Figure record extracts
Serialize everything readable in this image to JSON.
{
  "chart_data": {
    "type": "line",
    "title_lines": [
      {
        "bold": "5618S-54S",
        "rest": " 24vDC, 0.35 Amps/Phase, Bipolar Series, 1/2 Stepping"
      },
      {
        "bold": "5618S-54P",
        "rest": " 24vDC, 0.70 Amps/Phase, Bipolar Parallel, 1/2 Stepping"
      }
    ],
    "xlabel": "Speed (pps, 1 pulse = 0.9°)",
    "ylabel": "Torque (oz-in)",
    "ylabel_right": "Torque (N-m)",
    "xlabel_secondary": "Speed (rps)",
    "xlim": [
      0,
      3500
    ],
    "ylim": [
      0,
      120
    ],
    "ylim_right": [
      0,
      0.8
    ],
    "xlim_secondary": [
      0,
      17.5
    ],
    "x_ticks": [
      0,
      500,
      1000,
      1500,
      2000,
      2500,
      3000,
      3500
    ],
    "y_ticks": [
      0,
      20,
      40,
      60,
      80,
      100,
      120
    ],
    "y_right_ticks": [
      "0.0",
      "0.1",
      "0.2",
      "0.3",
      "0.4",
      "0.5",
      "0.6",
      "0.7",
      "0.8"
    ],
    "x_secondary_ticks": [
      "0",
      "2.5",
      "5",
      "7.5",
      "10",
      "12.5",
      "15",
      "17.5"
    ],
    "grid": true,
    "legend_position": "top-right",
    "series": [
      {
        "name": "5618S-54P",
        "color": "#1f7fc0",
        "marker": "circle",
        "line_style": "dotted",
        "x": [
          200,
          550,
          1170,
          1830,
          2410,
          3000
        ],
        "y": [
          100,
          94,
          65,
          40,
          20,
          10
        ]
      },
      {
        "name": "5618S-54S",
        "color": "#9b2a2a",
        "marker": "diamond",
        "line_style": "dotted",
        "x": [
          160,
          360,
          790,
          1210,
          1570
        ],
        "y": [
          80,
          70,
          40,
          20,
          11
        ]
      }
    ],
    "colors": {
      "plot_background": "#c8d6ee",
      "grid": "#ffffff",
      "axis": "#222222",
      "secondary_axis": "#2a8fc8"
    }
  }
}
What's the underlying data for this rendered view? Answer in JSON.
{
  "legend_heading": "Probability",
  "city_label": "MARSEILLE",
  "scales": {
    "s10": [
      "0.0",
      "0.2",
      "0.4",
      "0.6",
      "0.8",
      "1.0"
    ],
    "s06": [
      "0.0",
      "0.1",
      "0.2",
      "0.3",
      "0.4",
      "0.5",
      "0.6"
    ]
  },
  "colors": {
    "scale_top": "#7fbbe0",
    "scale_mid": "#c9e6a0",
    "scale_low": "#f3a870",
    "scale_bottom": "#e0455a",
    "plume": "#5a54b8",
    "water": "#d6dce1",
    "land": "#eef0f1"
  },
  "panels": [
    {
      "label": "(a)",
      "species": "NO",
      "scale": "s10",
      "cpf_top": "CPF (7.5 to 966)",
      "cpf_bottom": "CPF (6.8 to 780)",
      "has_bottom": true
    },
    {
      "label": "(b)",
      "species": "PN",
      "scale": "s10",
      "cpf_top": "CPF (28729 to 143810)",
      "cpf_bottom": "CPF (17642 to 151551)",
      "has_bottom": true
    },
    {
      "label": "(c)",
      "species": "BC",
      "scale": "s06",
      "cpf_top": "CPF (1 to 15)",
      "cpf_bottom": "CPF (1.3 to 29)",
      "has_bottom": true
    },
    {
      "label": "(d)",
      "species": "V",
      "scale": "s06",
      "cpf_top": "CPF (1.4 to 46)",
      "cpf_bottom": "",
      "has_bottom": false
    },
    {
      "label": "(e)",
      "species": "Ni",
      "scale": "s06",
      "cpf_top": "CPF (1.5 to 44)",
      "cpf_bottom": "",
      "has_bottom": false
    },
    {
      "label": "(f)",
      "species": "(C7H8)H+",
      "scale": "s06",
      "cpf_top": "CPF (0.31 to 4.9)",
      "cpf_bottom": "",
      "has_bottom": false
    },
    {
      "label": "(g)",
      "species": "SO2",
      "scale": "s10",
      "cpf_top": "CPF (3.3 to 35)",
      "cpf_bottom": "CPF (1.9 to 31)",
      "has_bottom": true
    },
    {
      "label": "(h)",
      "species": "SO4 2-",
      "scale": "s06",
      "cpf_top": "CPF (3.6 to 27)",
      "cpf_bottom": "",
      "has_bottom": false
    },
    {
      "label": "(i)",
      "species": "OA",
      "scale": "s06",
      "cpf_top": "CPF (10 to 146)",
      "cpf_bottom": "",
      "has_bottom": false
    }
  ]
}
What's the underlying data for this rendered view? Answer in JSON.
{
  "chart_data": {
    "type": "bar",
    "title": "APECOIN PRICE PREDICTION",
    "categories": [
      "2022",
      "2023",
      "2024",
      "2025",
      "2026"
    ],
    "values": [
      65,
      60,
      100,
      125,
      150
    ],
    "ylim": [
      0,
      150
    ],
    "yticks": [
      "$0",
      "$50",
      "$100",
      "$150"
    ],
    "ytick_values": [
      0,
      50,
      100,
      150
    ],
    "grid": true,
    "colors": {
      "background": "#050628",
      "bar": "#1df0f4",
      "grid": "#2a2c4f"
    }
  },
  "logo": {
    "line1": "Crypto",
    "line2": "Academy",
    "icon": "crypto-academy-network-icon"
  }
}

> _GIVEN TASK_:
Return the listing above in full, character for character.

> _FULL OUTPUT_:
Serialize everything readable in this image to JSON.
{
  "chart_data": {
    "type": "line",
    "title_lines": [
      {
        "bold": "5618S-54S",
        "rest": " 24vDC, 0.35 Amps/Phase, Bipolar Series, 1/2 Stepping"
      },
      {
        "bold": "5618S-54P",
        "rest": " 24vDC, 0.70 Amps/Phase, Bipolar Parallel, 1/2 Stepping"
      }
    ],
    "xlabel": "Speed (pps, 1 pulse = 0.9°)",
    "ylabel": "Torque (oz-in)",
    "ylabel_right": "Torque (N-m)",
    "xlabel_secondary": "Speed (rps)",
    "xlim": [
      0,
      3500
    ],
    "ylim": [
      0,
      120
    ],
    "ylim_right": [
      0,
      0.8
    ],
    "xlim_secondary": [
      0,
      17.5
    ],
    "x_ticks": [
      0,
      500,
      1000,
      1500,
      2000,
      2500,
      3000,
      3500
    ],
    "y_ticks": [
      0,
      20,
      40,
      60,
      80,
      100,
      120
    ],
    "y_right_ticks": [
      "0.0",
      "0.1",
      "0.2",
      "0.3",
      "0.4",
      "0.5",
      "0.6",
      "0.7",
      "0.8"
    ],
    "x_secondary_ticks": [
      "0",
      "2.5",
      "5",
      "7.5",
      "10",
      "12.5",
      "15",
      "17.5"
    ],
    "grid": true,
    "legend_position": "top-right",
    "series": [
      {
        "name": "5618S-54P",
        "color": "#1f7fc0",
        "marker": "circle",
        "line_style": "dotted",
        "x": [
          200,
          550,
          1170,
          1830,
          2410,
          3000
        ],
        "y": [
          100,
          94,
          65,
          40,
          20,
          10
        ]
      },
      {
        "name": "5618S-54S",
        "color": "#9b2a2a",
        "marker": "diamond",
        "line_style": "dotted",
        "x": [
          160,
          360,
          790,
          1210,
          1570
        ],
        "y": [
          80,
          70,
          40,
          20,
          11
        ]
      }
    ],
    "colors": {
      "plot_background": "#c8d6ee",
      "grid": "#ffffff",
      "axis": "#222222",
      "secondary_axis": "#2a8fc8"
    }
  }
}
What's the underlying data for this rendered view? Answer in JSON.
{
  "legend_heading": "Probability",
  "city_label": "MARSEILLE",
  "scales": {
    "s10": [
      "0.0",
      "0.2",
      "0.4",
      "0.6",
      "0.8",
      "1.0"
    ],
    "s06": [
      "0.0",
      "0.1",
      "0.2",
      "0.3",
      "0.4",
      "0.5",
      "0.6"
    ]
  },
  "colors": {
    "scale_top": "#7fbbe0",
    "scale_mid": "#c9e6a0",
    "scale_low": "#f3a870",
    "scale_bottom": "#e0455a",
    "plume": "#5a54b8",
    "water": "#d6dce1",
    "land": "#eef0f1"
  },
  "panels": [
    {
      "label": "(a)",
      "species": "NO",
      "scale": "s10",
      "cpf_top": "CPF (7.5 to 966)",
      "cpf_bottom": "CPF (6.8 to 780)",
      "has_bottom": true
    },
    {
      "label": "(b)",
      "species": "PN",
      "scale": "s10",
      "cpf_top": "CPF (28729 to 143810)",
      "cpf_bottom": "CPF (17642 to 151551)",
      "has_bottom": true
    },
    {
      "label": "(c)",
      "species": "BC",
      "scale": "s06",
      "cpf_top": "CPF (1 to 15)",
      "cpf_bottom": "CPF (1.3 to 29)",
      "has_bottom": true
    },
    {
      "label": "(d)",
      "species": "V",
      "scale": "s06",
      "cpf_top": "CPF (1.4 to 46)",
      "cpf_bottom": "",
      "has_bottom": false
    },
    {
      "label": "(e)",
      "species": "Ni",
      "scale": "s06",
      "cpf_top": "CPF (1.5 to 44)",
      "cpf_bottom": "",
      "has_bottom": false
    },
    {
      "label": "(f)",
      "species": "(C7H8)H+",
      "scale": "s06",
      "cpf_top": "CPF (0.31 to 4.9)",
      "cpf_bottom": "",
      "has_bottom": false
    },
    {
      "label": "(g)",
      "species": "SO2",
      "scale": "s10",
      "cpf_top": "CPF (3.3 to 35)",
      "cpf_bottom": "CPF (1.9 to 31)",
      "has_bottom": true
    },
    {
      "label": "(h)",
      "species": "SO4 2-",
      "scale": "s06",
      "cpf_top": "CPF (3.6 to 27)",
      "cpf_bottom": "",
      "has_bottom": false
    },
    {
      "label": "(i)",
      "species": "OA",
      "scale": "s06",
      "cpf_top": "CPF (10 to 146)",
      "cpf_bottom": "",
      "has_bottom": false
    }
  ]
}
What's the underlying data for this rendered view? Answer in JSON.
{
  "chart_data": {
    "type": "bar",
    "title": "APECOIN PRICE PREDICTION",
    "categories": [
      "2022",
      "2023",
      "2024",
      "2025",
      "2026"
    ],
    "values": [
      65,
      60,
      100,
      125,
      150
    ],
    "ylim": [
      0,
      150
    ],
    "yticks": [
      "$0",
      "$50",
      "$100",
      "$150"
    ],
    "ytick_values": [
      0,
      50,
      100,
      150
    ],
    "grid": true,
    "colors": {
      "background": "#050628",
      "bar": "#1df0f4",
      "grid": "#2a2c4f"
    }
  },
  "logo": {
    "line1": "Crypto",
    "line2": "Academy",
    "icon": "crypto-academy-network-icon"
  }
}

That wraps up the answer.